Your objective: Out of all the lines below, count those with the word "actions". Give the number only.

Information provided:
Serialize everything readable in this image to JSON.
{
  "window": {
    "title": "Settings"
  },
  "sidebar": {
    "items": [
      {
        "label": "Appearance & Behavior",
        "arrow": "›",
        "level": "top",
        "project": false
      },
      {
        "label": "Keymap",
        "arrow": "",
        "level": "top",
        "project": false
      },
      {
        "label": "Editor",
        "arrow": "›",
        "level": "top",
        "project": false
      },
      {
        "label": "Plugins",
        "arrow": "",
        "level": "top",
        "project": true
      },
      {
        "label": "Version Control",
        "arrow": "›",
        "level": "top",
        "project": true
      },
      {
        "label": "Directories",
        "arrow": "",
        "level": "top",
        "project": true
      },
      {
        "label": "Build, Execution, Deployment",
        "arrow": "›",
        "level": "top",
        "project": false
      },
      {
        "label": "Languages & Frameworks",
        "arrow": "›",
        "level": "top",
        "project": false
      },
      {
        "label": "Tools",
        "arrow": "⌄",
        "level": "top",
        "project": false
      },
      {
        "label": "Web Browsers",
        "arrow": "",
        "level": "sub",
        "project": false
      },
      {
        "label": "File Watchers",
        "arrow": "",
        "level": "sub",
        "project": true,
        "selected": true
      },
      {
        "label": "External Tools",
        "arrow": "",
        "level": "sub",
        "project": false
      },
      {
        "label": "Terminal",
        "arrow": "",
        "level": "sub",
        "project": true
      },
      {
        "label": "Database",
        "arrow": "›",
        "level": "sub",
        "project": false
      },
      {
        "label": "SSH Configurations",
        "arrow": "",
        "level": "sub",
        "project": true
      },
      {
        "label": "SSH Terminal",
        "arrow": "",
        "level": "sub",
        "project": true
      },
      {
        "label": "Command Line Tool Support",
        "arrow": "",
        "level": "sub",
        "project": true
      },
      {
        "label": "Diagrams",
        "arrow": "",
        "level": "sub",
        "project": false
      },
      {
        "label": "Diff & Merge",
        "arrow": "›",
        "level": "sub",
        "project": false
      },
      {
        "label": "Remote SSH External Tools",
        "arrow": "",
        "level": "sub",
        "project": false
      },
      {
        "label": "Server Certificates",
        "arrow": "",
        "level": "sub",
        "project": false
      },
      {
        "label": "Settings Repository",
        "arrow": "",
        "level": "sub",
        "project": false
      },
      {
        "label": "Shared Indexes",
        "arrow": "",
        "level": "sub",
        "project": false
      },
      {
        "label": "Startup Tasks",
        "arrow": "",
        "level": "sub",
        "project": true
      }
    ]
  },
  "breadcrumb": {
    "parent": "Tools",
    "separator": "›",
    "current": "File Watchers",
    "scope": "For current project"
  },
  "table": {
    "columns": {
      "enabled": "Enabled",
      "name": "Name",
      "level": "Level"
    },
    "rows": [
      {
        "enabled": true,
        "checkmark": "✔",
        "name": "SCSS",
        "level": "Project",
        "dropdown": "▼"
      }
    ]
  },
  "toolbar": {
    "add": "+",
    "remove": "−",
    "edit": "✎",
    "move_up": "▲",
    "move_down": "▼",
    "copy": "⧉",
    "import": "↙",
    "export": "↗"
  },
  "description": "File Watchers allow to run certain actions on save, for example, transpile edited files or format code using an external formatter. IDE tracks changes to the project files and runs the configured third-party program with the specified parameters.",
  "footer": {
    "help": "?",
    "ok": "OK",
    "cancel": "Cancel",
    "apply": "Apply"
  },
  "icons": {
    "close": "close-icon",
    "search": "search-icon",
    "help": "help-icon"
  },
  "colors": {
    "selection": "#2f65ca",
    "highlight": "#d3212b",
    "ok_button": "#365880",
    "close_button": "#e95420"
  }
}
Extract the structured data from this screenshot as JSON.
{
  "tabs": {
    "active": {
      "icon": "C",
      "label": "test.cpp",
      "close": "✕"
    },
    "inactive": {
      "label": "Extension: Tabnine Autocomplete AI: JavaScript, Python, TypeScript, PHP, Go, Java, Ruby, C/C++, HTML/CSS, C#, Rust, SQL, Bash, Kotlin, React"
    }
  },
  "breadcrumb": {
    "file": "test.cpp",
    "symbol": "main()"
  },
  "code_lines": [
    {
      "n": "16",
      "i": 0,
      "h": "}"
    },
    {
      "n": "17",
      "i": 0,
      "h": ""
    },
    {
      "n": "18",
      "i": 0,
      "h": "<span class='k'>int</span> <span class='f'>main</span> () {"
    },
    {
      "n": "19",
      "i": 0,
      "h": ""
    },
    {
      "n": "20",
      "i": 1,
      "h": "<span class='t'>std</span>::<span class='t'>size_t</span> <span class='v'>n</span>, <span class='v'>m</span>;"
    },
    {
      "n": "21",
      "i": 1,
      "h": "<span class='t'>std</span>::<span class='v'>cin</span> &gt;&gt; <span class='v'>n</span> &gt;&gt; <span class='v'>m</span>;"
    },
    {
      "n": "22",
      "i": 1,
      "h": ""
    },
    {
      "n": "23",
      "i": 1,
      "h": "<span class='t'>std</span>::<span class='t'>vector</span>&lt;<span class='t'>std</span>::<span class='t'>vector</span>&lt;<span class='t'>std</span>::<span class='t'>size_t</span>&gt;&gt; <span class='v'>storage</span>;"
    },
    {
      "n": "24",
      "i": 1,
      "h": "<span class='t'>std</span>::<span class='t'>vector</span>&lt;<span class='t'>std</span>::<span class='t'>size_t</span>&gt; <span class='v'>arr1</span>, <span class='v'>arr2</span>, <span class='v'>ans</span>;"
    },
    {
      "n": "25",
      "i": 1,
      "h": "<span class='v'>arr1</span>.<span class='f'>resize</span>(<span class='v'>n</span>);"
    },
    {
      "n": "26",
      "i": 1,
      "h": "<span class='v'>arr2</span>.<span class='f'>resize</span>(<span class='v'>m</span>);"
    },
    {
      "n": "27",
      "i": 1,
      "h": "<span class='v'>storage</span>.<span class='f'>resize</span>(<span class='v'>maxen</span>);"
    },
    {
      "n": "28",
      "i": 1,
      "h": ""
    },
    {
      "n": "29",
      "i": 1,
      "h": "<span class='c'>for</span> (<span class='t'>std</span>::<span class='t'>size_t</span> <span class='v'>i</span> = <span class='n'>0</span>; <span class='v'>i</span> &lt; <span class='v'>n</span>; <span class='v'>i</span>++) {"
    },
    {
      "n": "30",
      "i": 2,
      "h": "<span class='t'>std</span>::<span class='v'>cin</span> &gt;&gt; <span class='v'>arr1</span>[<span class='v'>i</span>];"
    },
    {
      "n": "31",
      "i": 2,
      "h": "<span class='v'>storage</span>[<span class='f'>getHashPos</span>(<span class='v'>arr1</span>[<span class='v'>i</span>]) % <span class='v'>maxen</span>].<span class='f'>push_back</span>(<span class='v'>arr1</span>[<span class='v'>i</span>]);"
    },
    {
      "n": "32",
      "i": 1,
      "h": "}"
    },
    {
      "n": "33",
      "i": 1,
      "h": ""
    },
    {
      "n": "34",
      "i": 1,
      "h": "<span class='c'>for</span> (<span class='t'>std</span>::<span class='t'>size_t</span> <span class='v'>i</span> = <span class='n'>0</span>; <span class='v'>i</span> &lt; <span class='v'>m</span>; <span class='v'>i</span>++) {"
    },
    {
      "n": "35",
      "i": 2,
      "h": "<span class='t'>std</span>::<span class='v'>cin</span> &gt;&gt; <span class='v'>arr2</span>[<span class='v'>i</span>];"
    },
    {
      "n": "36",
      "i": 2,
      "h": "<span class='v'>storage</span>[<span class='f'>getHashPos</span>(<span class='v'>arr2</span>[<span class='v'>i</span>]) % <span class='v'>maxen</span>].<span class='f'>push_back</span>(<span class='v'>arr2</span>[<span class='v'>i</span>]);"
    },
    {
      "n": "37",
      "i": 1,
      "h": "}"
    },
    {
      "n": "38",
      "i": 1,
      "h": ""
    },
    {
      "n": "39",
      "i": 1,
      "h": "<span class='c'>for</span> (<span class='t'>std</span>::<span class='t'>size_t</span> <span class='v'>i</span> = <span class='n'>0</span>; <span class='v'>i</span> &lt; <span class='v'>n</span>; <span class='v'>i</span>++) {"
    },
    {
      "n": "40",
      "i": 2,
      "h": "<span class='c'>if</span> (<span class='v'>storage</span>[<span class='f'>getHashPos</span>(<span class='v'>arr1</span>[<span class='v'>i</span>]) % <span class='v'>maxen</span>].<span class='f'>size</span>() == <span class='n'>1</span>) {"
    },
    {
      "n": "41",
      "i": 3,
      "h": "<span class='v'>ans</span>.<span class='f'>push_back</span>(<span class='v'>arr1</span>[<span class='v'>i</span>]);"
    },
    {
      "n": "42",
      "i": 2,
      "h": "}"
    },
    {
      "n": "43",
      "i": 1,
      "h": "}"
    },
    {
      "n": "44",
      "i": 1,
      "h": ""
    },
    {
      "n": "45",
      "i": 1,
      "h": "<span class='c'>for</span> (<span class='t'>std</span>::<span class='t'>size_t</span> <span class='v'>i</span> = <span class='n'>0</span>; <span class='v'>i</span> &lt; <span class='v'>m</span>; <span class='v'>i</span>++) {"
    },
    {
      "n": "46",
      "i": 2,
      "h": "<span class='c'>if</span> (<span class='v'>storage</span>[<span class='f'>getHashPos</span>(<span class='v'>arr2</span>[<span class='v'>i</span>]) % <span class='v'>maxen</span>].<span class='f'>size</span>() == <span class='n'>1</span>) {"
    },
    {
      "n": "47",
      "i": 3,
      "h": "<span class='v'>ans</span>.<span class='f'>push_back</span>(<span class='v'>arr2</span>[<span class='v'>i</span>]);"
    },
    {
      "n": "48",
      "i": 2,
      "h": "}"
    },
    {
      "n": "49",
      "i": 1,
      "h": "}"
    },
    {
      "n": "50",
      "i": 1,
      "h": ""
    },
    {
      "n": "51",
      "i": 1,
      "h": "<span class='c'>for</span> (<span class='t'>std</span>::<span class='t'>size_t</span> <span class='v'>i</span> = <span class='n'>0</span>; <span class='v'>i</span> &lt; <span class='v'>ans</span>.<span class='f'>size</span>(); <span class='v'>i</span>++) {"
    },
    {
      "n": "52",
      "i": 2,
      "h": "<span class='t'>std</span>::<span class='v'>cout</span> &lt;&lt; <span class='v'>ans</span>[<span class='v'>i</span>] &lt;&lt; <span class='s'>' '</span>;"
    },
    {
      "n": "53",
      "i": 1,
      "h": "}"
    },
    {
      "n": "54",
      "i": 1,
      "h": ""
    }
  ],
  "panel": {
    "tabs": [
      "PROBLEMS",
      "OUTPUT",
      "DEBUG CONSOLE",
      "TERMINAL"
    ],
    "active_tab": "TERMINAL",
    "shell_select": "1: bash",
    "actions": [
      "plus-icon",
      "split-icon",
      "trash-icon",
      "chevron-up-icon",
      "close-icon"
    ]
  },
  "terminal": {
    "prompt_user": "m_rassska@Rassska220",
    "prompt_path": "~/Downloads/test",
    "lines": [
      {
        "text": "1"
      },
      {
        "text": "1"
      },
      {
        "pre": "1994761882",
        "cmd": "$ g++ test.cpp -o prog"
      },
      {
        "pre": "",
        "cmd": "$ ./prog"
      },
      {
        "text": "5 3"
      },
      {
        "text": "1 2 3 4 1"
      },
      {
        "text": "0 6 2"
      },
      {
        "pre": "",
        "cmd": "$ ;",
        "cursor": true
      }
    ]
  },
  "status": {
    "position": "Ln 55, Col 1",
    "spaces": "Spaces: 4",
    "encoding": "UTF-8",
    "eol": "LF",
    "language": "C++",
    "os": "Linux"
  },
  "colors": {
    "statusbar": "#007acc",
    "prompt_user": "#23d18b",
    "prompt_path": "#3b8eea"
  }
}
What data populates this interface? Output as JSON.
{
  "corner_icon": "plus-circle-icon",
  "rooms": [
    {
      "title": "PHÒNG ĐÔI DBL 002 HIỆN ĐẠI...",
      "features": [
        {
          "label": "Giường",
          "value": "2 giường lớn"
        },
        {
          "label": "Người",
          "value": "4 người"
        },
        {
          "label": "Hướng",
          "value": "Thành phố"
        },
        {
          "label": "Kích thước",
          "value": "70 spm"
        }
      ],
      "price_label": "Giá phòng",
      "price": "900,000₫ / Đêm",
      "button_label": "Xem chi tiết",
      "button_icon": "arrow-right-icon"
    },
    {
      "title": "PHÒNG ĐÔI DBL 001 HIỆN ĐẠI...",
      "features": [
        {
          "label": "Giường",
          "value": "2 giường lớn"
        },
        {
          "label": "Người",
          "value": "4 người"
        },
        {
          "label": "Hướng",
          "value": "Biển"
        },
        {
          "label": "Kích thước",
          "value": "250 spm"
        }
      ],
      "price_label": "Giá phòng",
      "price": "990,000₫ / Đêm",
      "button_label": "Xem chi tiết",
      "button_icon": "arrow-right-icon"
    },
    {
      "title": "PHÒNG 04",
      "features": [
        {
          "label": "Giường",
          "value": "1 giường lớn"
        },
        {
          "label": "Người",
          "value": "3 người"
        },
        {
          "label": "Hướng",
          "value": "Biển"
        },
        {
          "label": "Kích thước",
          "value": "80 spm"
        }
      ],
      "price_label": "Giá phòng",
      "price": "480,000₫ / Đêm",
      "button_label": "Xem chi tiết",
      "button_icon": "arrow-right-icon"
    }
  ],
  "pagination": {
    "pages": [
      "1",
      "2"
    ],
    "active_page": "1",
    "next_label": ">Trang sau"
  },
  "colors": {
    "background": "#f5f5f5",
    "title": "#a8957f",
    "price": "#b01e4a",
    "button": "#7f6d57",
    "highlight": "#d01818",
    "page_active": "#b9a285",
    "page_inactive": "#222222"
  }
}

Result of the task: 2